(Dataset listings of figures)
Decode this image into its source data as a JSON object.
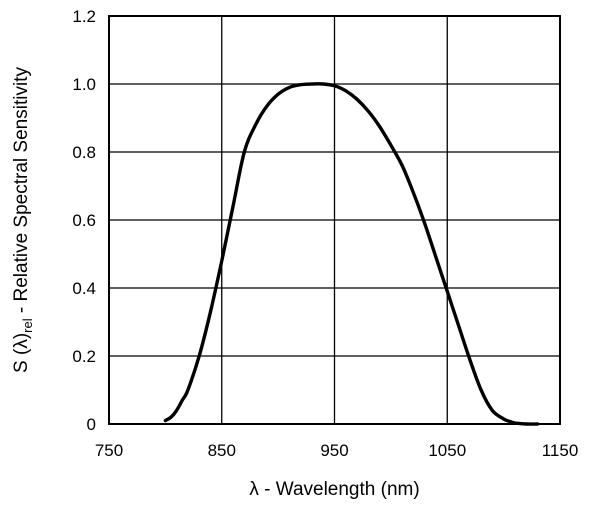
{
  "chart_data": {
    "type": "line",
    "xlabel": "λ - Wavelength (nm)",
    "ylabel": {
      "prefix": "S (λ)",
      "subscript": "rel",
      "suffix": " - Relative Spectral Sensitivity"
    },
    "xlim": [
      750,
      1150
    ],
    "ylim": [
      0,
      1.2
    ],
    "x_ticks": [
      {
        "value": 750,
        "label": "750"
      },
      {
        "value": 850,
        "label": "850"
      },
      {
        "value": 950,
        "label": "950"
      },
      {
        "value": 1050,
        "label": "1050"
      },
      {
        "value": 1150,
        "label": "1150"
      }
    ],
    "y_ticks": [
      {
        "value": 0,
        "label": "0"
      },
      {
        "value": 0.2,
        "label": "0.2"
      },
      {
        "value": 0.4,
        "label": "0.4"
      },
      {
        "value": 0.6,
        "label": "0.6"
      },
      {
        "value": 0.8,
        "label": "0.8"
      },
      {
        "value": 1.0,
        "label": "1.0"
      },
      {
        "value": 1.2,
        "label": "1.2"
      }
    ],
    "grid": true,
    "series": [
      {
        "x": [
          800,
          805,
          810,
          815,
          820,
          830,
          840,
          850,
          860,
          870,
          880,
          890,
          900,
          910,
          920,
          930,
          940,
          950,
          960,
          970,
          980,
          990,
          1000,
          1010,
          1020,
          1030,
          1040,
          1050,
          1060,
          1070,
          1080,
          1090,
          1100,
          1105,
          1110,
          1120,
          1130
        ],
        "y": [
          0.01,
          0.02,
          0.04,
          0.07,
          0.1,
          0.2,
          0.33,
          0.48,
          0.64,
          0.8,
          0.88,
          0.935,
          0.97,
          0.99,
          0.998,
          1.0,
          1.0,
          0.995,
          0.98,
          0.955,
          0.92,
          0.875,
          0.82,
          0.76,
          0.68,
          0.59,
          0.49,
          0.39,
          0.29,
          0.19,
          0.1,
          0.04,
          0.015,
          0.008,
          0.003,
          0.0,
          0.0
        ]
      }
    ]
  }
}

[EXERCISE AIM]:
Give an exact reproduction of every line, leaving out any picture.

[THE OUTPUT]:
Decode this image into its source data as a JSON object.
{
  "chart_data": {
    "type": "line",
    "xlabel": "λ - Wavelength (nm)",
    "ylabel": {
      "prefix": "S (λ)",
      "subscript": "rel",
      "suffix": " - Relative Spectral Sensitivity"
    },
    "xlim": [
      750,
      1150
    ],
    "ylim": [
      0,
      1.2
    ],
    "x_ticks": [
      {
        "value": 750,
        "label": "750"
      },
      {
        "value": 850,
        "label": "850"
      },
      {
        "value": 950,
        "label": "950"
      },
      {
        "value": 1050,
        "label": "1050"
      },
      {
        "value": 1150,
        "label": "1150"
      }
    ],
    "y_ticks": [
      {
        "value": 0,
        "label": "0"
      },
      {
        "value": 0.2,
        "label": "0.2"
      },
      {
        "value": 0.4,
        "label": "0.4"
      },
      {
        "value": 0.6,
        "label": "0.6"
      },
      {
        "value": 0.8,
        "label": "0.8"
      },
      {
        "value": 1.0,
        "label": "1.0"
      },
      {
        "value": 1.2,
        "label": "1.2"
      }
    ],
    "grid": true,
    "series": [
      {
        "x": [
          800,
          805,
          810,
          815,
          820,
          830,
          840,
          850,
          860,
          870,
          880,
          890,
          900,
          910,
          920,
          930,
          940,
          950,
          960,
          970,
          980,
          990,
          1000,
          1010,
          1020,
          1030,
          1040,
          1050,
          1060,
          1070,
          1080,
          1090,
          1100,
          1105,
          1110,
          1120,
          1130
        ],
        "y": [
          0.01,
          0.02,
          0.04,
          0.07,
          0.1,
          0.2,
          0.33,
          0.48,
          0.64,
          0.8,
          0.88,
          0.935,
          0.97,
          0.99,
          0.998,
          1.0,
          1.0,
          0.995,
          0.98,
          0.955,
          0.92,
          0.875,
          0.82,
          0.76,
          0.68,
          0.59,
          0.49,
          0.39,
          0.29,
          0.19,
          0.1,
          0.04,
          0.015,
          0.008,
          0.003,
          0.0,
          0.0
        ]
      }
    ]
  }
}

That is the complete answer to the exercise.